#### SUPPLIED MATERIAL:
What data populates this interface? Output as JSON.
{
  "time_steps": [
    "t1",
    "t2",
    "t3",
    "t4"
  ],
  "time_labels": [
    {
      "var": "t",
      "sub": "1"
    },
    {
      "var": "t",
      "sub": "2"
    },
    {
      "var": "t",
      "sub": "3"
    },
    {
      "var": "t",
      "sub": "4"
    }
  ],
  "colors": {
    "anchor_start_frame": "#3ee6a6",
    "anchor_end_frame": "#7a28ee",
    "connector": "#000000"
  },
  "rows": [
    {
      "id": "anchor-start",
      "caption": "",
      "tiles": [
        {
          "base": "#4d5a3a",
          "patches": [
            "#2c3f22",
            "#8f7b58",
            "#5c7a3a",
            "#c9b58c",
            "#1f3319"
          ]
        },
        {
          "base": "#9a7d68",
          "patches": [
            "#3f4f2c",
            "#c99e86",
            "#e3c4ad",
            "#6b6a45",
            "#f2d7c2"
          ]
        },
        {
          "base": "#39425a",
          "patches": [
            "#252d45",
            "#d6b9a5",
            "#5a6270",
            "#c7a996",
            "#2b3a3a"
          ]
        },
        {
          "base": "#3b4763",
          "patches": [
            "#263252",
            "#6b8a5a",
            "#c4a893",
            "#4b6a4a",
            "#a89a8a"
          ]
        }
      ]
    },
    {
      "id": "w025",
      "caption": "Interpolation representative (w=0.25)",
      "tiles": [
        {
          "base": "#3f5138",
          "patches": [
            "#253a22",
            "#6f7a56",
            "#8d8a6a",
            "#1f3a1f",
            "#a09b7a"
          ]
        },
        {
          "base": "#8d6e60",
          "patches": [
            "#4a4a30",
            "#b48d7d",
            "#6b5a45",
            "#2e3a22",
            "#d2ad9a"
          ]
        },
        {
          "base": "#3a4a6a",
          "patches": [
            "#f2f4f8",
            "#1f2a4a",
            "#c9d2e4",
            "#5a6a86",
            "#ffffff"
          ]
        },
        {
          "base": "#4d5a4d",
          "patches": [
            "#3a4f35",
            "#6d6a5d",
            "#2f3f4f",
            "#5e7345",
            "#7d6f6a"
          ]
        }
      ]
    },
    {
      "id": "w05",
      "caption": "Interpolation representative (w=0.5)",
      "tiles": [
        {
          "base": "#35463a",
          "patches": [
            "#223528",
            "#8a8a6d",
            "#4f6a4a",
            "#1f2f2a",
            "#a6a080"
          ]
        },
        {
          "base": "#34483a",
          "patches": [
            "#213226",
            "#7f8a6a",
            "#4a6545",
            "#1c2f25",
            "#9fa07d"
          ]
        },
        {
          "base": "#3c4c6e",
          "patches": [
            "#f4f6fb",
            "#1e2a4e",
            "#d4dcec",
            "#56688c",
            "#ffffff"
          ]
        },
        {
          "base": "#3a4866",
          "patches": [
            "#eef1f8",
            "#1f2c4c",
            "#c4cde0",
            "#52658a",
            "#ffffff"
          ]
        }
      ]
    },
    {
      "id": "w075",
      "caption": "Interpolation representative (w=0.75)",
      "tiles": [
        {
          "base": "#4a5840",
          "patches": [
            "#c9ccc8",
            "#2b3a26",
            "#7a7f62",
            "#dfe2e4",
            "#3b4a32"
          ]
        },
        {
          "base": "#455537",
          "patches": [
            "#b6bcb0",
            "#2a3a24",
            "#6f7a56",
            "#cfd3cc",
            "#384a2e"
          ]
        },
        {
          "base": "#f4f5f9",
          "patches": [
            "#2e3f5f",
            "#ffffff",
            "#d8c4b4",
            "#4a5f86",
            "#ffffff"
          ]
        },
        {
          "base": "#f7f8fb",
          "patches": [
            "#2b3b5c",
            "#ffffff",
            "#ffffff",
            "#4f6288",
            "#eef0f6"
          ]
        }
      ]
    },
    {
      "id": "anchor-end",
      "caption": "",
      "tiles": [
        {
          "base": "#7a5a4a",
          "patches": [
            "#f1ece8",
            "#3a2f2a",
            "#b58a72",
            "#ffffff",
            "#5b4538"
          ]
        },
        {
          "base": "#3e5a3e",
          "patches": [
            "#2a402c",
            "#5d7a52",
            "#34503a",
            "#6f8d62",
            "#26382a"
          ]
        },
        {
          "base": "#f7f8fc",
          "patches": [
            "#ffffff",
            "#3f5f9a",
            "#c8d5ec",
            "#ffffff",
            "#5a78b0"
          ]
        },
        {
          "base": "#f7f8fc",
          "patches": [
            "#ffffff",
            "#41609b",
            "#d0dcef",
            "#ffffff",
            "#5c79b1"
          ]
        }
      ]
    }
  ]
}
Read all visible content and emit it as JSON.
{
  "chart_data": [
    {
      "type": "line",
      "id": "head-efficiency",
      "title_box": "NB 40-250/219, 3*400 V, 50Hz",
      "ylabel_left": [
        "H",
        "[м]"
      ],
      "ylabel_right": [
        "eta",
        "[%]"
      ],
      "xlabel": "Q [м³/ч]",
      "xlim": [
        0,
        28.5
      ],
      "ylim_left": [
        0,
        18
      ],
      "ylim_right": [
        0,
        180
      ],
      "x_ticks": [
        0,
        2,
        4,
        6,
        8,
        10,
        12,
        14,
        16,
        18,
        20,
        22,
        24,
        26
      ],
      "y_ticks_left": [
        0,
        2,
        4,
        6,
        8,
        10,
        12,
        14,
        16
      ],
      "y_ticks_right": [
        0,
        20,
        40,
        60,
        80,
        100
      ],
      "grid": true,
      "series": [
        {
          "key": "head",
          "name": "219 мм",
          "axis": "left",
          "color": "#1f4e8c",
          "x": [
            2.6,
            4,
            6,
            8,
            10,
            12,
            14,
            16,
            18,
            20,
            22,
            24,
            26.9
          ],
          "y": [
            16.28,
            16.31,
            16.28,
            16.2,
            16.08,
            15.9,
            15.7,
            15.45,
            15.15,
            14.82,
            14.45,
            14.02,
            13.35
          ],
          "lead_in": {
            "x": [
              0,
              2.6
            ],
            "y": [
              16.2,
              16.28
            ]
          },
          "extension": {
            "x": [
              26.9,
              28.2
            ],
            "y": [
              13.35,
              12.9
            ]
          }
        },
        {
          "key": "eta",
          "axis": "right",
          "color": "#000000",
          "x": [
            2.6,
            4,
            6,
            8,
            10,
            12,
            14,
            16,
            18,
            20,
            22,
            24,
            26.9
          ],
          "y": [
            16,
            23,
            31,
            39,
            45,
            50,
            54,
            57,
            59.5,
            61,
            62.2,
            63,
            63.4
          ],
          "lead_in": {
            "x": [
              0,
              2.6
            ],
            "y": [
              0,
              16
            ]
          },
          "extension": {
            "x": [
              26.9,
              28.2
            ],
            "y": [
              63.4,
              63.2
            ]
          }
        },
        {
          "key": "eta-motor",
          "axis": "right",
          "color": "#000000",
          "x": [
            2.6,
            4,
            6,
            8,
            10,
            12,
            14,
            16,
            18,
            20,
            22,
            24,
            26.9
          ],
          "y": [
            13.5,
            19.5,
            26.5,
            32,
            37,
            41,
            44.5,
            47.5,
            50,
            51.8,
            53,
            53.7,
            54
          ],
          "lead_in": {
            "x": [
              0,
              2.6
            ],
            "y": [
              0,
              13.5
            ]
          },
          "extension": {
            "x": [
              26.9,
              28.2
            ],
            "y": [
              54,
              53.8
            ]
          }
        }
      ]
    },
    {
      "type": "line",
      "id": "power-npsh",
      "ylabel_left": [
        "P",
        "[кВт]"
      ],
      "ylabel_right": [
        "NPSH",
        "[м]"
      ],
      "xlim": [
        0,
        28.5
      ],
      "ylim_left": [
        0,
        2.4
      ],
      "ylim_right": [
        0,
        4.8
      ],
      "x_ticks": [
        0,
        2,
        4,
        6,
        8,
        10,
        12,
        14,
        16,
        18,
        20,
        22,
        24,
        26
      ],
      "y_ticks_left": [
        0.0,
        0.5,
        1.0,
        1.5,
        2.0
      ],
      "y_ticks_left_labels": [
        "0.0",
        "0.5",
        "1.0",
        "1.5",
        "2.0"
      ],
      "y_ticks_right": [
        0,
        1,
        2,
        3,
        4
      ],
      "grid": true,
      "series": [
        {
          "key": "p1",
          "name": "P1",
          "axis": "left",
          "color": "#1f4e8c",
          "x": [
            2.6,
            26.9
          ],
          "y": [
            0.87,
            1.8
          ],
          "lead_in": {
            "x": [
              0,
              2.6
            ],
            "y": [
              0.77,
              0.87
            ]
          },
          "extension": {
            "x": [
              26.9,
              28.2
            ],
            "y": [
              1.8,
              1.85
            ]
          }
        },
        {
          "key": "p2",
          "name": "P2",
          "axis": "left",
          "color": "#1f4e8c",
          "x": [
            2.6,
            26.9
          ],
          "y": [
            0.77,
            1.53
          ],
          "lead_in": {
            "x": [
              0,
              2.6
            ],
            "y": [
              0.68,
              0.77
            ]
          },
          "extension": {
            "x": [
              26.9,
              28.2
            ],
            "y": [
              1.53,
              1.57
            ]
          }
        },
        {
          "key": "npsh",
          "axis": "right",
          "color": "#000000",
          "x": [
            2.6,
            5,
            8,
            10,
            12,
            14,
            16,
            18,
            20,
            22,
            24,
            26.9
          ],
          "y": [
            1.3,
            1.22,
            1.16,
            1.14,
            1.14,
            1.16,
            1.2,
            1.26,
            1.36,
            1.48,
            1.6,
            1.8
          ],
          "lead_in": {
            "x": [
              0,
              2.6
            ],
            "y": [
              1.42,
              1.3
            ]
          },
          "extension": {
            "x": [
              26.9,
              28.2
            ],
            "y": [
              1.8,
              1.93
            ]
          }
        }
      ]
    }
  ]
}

#### TASK OBJECTIVE:
Where a line above includes "JSON", copy that line.

#### RESPONSE TO THIS TASK:
What data populates this interface? Output as JSON.
Read all visible content and emit it as JSON.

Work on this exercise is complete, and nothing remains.